> **INFORMATION SUPPLIED**:

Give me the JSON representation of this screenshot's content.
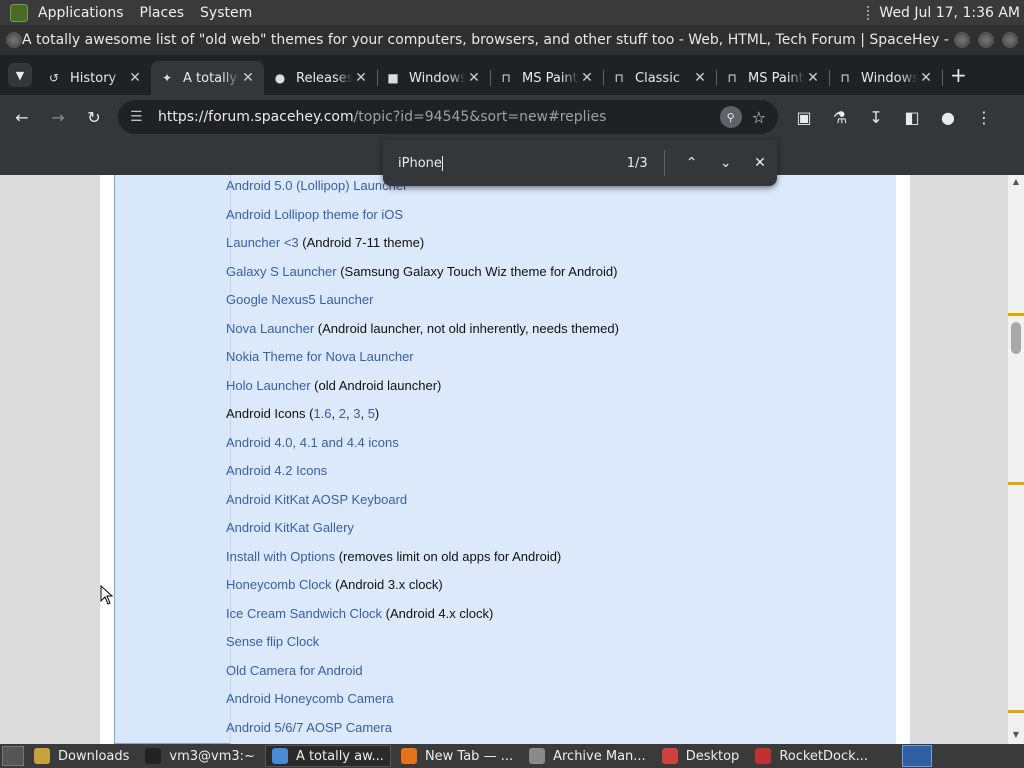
{
  "top_panel": {
    "menus": [
      "Applications",
      "Places",
      "System"
    ],
    "clock": "Wed Jul 17,  1:36 AM"
  },
  "window": {
    "title": "A totally awesome list of \"old web\" themes for your computers, browsers, and other stuff too - Web, HTML, Tech Forum | SpaceHey - Chromium"
  },
  "tabs": [
    {
      "label": "History",
      "icon": "history-icon"
    },
    {
      "label": "A totally awesome list",
      "icon": "spacehey-icon",
      "active": true
    },
    {
      "label": "Releases",
      "icon": "github-icon"
    },
    {
      "label": "Windows",
      "icon": "windows-icon"
    },
    {
      "label": "MS Paint",
      "icon": "archive-icon"
    },
    {
      "label": "Classic",
      "icon": "archive-icon"
    },
    {
      "label": "MS Paint",
      "icon": "archive-icon"
    },
    {
      "label": "Windows",
      "icon": "archive-icon"
    }
  ],
  "toolbar": {
    "url_host": "https://forum.spacehey.com",
    "url_rest": "/topic?id=94545&sort=new#replies"
  },
  "find_bar": {
    "query": "iPhone",
    "count": "1/3"
  },
  "content": {
    "items": [
      {
        "link": "Android 5.0 (Lollipop) Launcher",
        "note": ""
      },
      {
        "link": "Android Lollipop theme for iOS",
        "note": ""
      },
      {
        "link": "Launcher <3",
        "note": " (Android 7-11 theme)"
      },
      {
        "link": "Galaxy S Launcher",
        "note": " (Samsung Galaxy Touch Wiz theme for Android)"
      },
      {
        "link": "Google Nexus5 Launcher",
        "note": ""
      },
      {
        "link": "Nova Launcher",
        "note": " (Android launcher, not old inherently, needs themed)"
      },
      {
        "link": "Nokia Theme for Nova Launcher",
        "note": ""
      },
      {
        "link": "Holo Launcher",
        "note": " (old Android launcher)"
      },
      {
        "link": "",
        "note": "",
        "text": "Android Icons (",
        "sublinks": [
          "1.6",
          "2",
          "3",
          "5"
        ],
        "text_end": ")"
      },
      {
        "link": "Android 4.0, 4.1 and 4.4 icons",
        "note": ""
      },
      {
        "link": "Android 4.2 Icons",
        "note": ""
      },
      {
        "link": "Android KitKat AOSP Keyboard",
        "note": ""
      },
      {
        "link": "Android KitKat Gallery",
        "note": ""
      },
      {
        "link": "Install with Options",
        "note": " (removes limit on old apps for Android)"
      },
      {
        "link": "Honeycomb Clock",
        "note": " (Android 3.x clock)"
      },
      {
        "link": "Ice Cream Sandwich Clock",
        "note": " (Android 4.x clock)"
      },
      {
        "link": "Sense flip Clock",
        "note": ""
      },
      {
        "link": "Old Camera for Android",
        "note": ""
      },
      {
        "link": "Android Honeycomb Camera",
        "note": ""
      },
      {
        "link": "Android 5/6/7 AOSP Camera",
        "note": ""
      }
    ]
  },
  "taskbar": {
    "items": [
      {
        "label": "Downloads",
        "icon": "folder-icon",
        "color": "#c8a040"
      },
      {
        "label": "vm3@vm3:~",
        "icon": "terminal-icon",
        "color": "#222222"
      },
      {
        "label": "A totally aw...",
        "icon": "chromium-icon",
        "color": "#4a8bd6",
        "active": true
      },
      {
        "label": "New Tab — ...",
        "icon": "firefox-icon",
        "color": "#e8711c"
      },
      {
        "label": "Archive Man...",
        "icon": "archive-manager-icon",
        "color": "#8a8a8a"
      },
      {
        "label": "Desktop",
        "icon": "desktop-pin-icon",
        "color": "#d04040"
      },
      {
        "label": "RocketDock...",
        "icon": "rocketdock-icon",
        "color": "#c03030"
      }
    ]
  }
}
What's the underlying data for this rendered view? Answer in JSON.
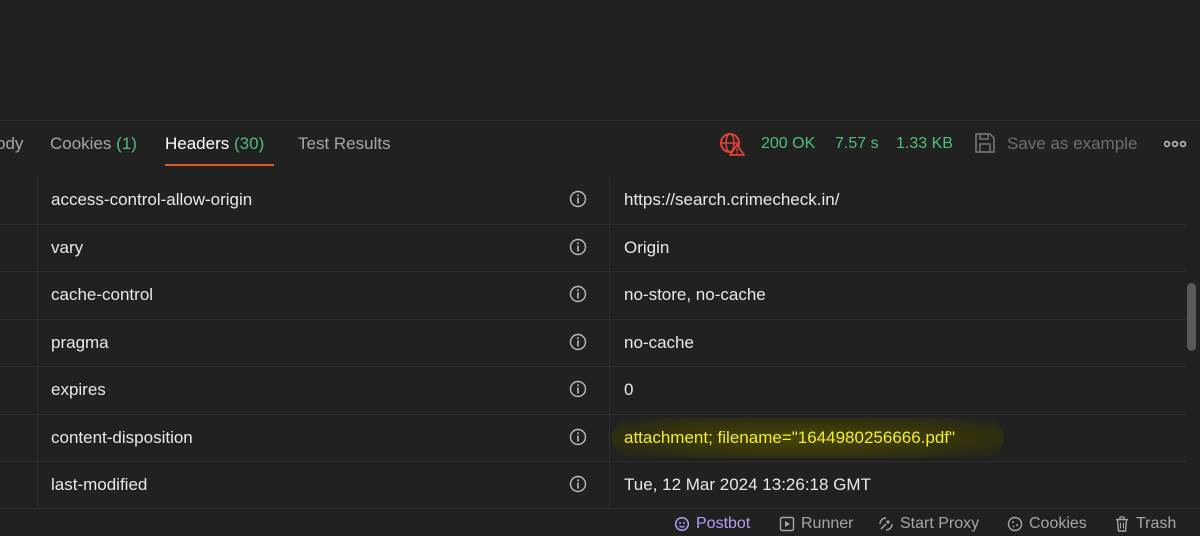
{
  "tabs": [
    {
      "label": "ody",
      "count": ""
    },
    {
      "label": "Cookies",
      "count": "(1)"
    },
    {
      "label": "Headers",
      "count": "(30)"
    },
    {
      "label": "Test Results",
      "count": ""
    }
  ],
  "status": {
    "code": "200 OK",
    "time": "7.57 s",
    "size": "1.33 KB",
    "save_label": "Save as example"
  },
  "headers": [
    {
      "key": "access-control-allow-origin",
      "value": "https://search.crimecheck.in/"
    },
    {
      "key": "vary",
      "value": "Origin"
    },
    {
      "key": "cache-control",
      "value": "no-store, no-cache"
    },
    {
      "key": "pragma",
      "value": "no-cache"
    },
    {
      "key": "expires",
      "value": "0"
    },
    {
      "key": "content-disposition",
      "value": "attachment; filename=\"1644980256666.pdf\""
    },
    {
      "key": "last-modified",
      "value": "Tue, 12 Mar 2024 13:26:18 GMT"
    }
  ],
  "footer": {
    "postbot": "Postbot",
    "runner": "Runner",
    "proxy": "Start Proxy",
    "cookies": "Cookies",
    "trash": "Trash"
  },
  "colors": {
    "accent": "#e05a2b",
    "success": "#4fbf7a",
    "highlight": "#f1ee2a",
    "postbot": "#b79cf5"
  }
}
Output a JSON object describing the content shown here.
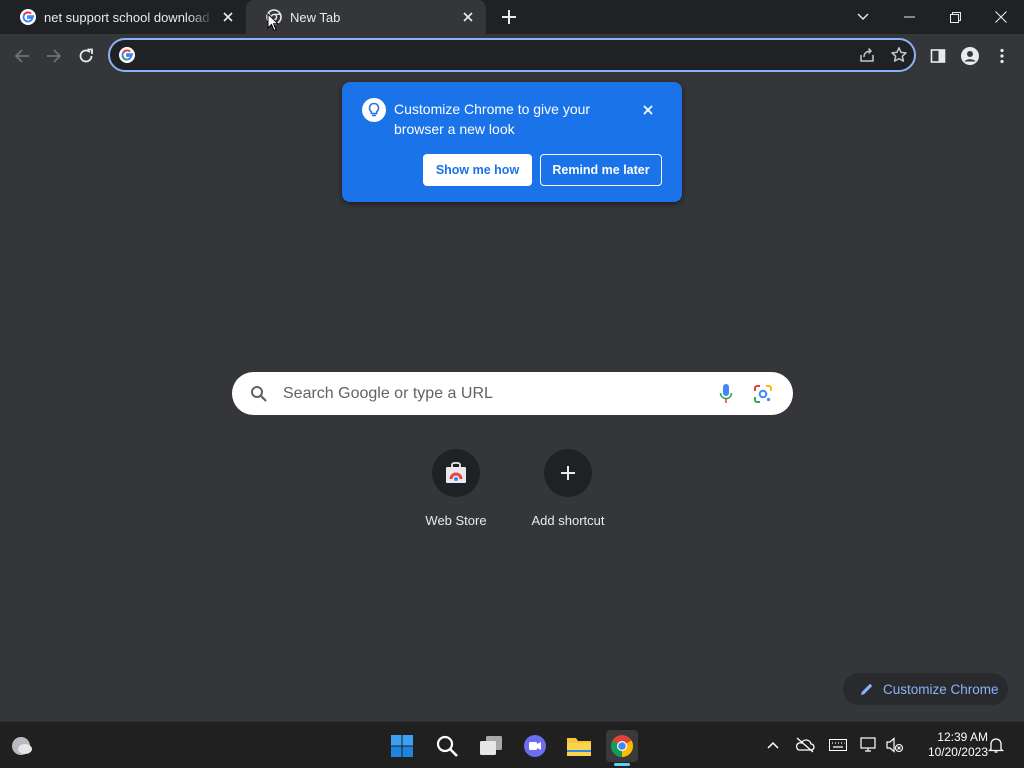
{
  "browser": {
    "tabs": [
      {
        "title": "net support school download - Google",
        "active": false,
        "icon": "google-icon"
      },
      {
        "title": "New Tab",
        "active": true,
        "icon": "chrome-newtab-icon"
      }
    ],
    "omnibox": {
      "value": "",
      "placeholder": ""
    }
  },
  "promo": {
    "text": "Customize Chrome to give your browser a new look",
    "primary_button": "Show me how",
    "secondary_button": "Remind me later"
  },
  "ntp": {
    "search_placeholder": "Search Google or type a URL",
    "shortcuts": [
      {
        "label": "Web Store",
        "icon": "web-store-icon"
      },
      {
        "label": "Add shortcut",
        "icon": "plus-icon"
      }
    ],
    "customize_label": "Customize Chrome"
  },
  "taskbar": {
    "time": "12:39 AM",
    "date": "10/20/2023",
    "apps": [
      "start-icon",
      "search-icon",
      "task-view-icon",
      "teams-chat-icon",
      "file-explorer-icon",
      "chrome-icon"
    ]
  },
  "colors": {
    "accent": "#1a73e8",
    "background": "#35363a",
    "frame": "#202124",
    "link": "#8ab4f8"
  }
}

> **EXERCISE**: From the listing above, print every entry precisely and drop the pictures.

> **SOLUTION**:
Give me the JSON representation of this screenshot's content.
{
  "top_panel": {
    "menus": [
      "Applications",
      "Places",
      "System"
    ],
    "clock": "Wed Jul 17,  1:36 AM"
  },
  "window": {
    "title": "A totally awesome list of \"old web\" themes for your computers, browsers, and other stuff too - Web, HTML, Tech Forum | SpaceHey - Chromium"
  },
  "tabs": [
    {
      "label": "History",
      "icon": "history-icon"
    },
    {
      "label": "A totally awesome list",
      "icon": "spacehey-icon",
      "active": true
    },
    {
      "label": "Releases",
      "icon": "github-icon"
    },
    {
      "label": "Windows",
      "icon": "windows-icon"
    },
    {
      "label": "MS Paint",
      "icon": "archive-icon"
    },
    {
      "label": "Classic",
      "icon": "archive-icon"
    },
    {
      "label": "MS Paint",
      "icon": "archive-icon"
    },
    {
      "label": "Windows",
      "icon": "archive-icon"
    }
  ],
  "toolbar": {
    "url_host": "https://forum.spacehey.com",
    "url_rest": "/topic?id=94545&sort=new#replies"
  },
  "find_bar": {
    "query": "iPhone",
    "count": "1/3"
  },
  "content": {
    "items": [
      {
        "link": "Android 5.0 (Lollipop) Launcher",
        "note": ""
      },
      {
        "link": "Android Lollipop theme for iOS",
        "note": ""
      },
      {
        "link": "Launcher <3",
        "note": " (Android 7-11 theme)"
      },
      {
        "link": "Galaxy S Launcher",
        "note": " (Samsung Galaxy Touch Wiz theme for Android)"
      },
      {
        "link": "Google Nexus5 Launcher",
        "note": ""
      },
      {
        "link": "Nova Launcher",
        "note": " (Android launcher, not old inherently, needs themed)"
      },
      {
        "link": "Nokia Theme for Nova Launcher",
        "note": ""
      },
      {
        "link": "Holo Launcher",
        "note": " (old Android launcher)"
      },
      {
        "link": "",
        "note": "",
        "text": "Android Icons (",
        "sublinks": [
          "1.6",
          "2",
          "3",
          "5"
        ],
        "text_end": ")"
      },
      {
        "link": "Android 4.0, 4.1 and 4.4 icons",
        "note": ""
      },
      {
        "link": "Android 4.2 Icons",
        "note": ""
      },
      {
        "link": "Android KitKat AOSP Keyboard",
        "note": ""
      },
      {
        "link": "Android KitKat Gallery",
        "note": ""
      },
      {
        "link": "Install with Options",
        "note": " (removes limit on old apps for Android)"
      },
      {
        "link": "Honeycomb Clock",
        "note": " (Android 3.x clock)"
      },
      {
        "link": "Ice Cream Sandwich Clock",
        "note": " (Android 4.x clock)"
      },
      {
        "link": "Sense flip Clock",
        "note": ""
      },
      {
        "link": "Old Camera for Android",
        "note": ""
      },
      {
        "link": "Android Honeycomb Camera",
        "note": ""
      },
      {
        "link": "Android 5/6/7 AOSP Camera",
        "note": ""
      }
    ]
  },
  "taskbar": {
    "items": [
      {
        "label": "Downloads",
        "icon": "folder-icon",
        "color": "#c8a040"
      },
      {
        "label": "vm3@vm3:~",
        "icon": "terminal-icon",
        "color": "#222222"
      },
      {
        "label": "A totally aw...",
        "icon": "chromium-icon",
        "color": "#4a8bd6",
        "active": true
      },
      {
        "label": "New Tab — ...",
        "icon": "firefox-icon",
        "color": "#e8711c"
      },
      {
        "label": "Archive Man...",
        "icon": "archive-manager-icon",
        "color": "#8a8a8a"
      },
      {
        "label": "Desktop",
        "icon": "desktop-pin-icon",
        "color": "#d04040"
      },
      {
        "label": "RocketDock...",
        "icon": "rocketdock-icon",
        "color": "#c03030"
      }
    ]
  }
}
What's the underlying data for this rendered view? Answer in JSON.
{
  "tabs": [
    {
      "label": "ody",
      "count": ""
    },
    {
      "label": "Cookies",
      "count": "(1)"
    },
    {
      "label": "Headers",
      "count": "(30)"
    },
    {
      "label": "Test Results",
      "count": ""
    }
  ],
  "status": {
    "code": "200 OK",
    "time": "7.57 s",
    "size": "1.33 KB",
    "save_label": "Save as example"
  },
  "headers": [
    {
      "key": "access-control-allow-origin",
      "value": "https://search.crimecheck.in/"
    },
    {
      "key": "vary",
      "value": "Origin"
    },
    {
      "key": "cache-control",
      "value": "no-store, no-cache"
    },
    {
      "key": "pragma",
      "value": "no-cache"
    },
    {
      "key": "expires",
      "value": "0"
    },
    {
      "key": "content-disposition",
      "value": "attachment; filename=\"1644980256666.pdf\""
    },
    {
      "key": "last-modified",
      "value": "Tue, 12 Mar 2024 13:26:18 GMT"
    }
  ],
  "footer": {
    "postbot": "Postbot",
    "runner": "Runner",
    "proxy": "Start Proxy",
    "cookies": "Cookies",
    "trash": "Trash"
  },
  "colors": {
    "accent": "#e05a2b",
    "success": "#4fbf7a",
    "highlight": "#f1ee2a",
    "postbot": "#b79cf5"
  }
}
Output a JSON object describing the content shown here.
{
  "browser": {
    "tabs": [
      {
        "title": "net support school download - Google",
        "active": false,
        "icon": "google-icon"
      },
      {
        "title": "New Tab",
        "active": true,
        "icon": "chrome-newtab-icon"
      }
    ],
    "omnibox": {
      "value": "",
      "placeholder": ""
    }
  },
  "promo": {
    "text": "Customize Chrome to give your browser a new look",
    "primary_button": "Show me how",
    "secondary_button": "Remind me later"
  },
  "ntp": {
    "search_placeholder": "Search Google or type a URL",
    "shortcuts": [
      {
        "label": "Web Store",
        "icon": "web-store-icon"
      },
      {
        "label": "Add shortcut",
        "icon": "plus-icon"
      }
    ],
    "customize_label": "Customize Chrome"
  },
  "taskbar": {
    "time": "12:39 AM",
    "date": "10/20/2023",
    "apps": [
      "start-icon",
      "search-icon",
      "task-view-icon",
      "teams-chat-icon",
      "file-explorer-icon",
      "chrome-icon"
    ]
  },
  "colors": {
    "accent": "#1a73e8",
    "background": "#35363a",
    "frame": "#202124",
    "link": "#8ab4f8"
  }
}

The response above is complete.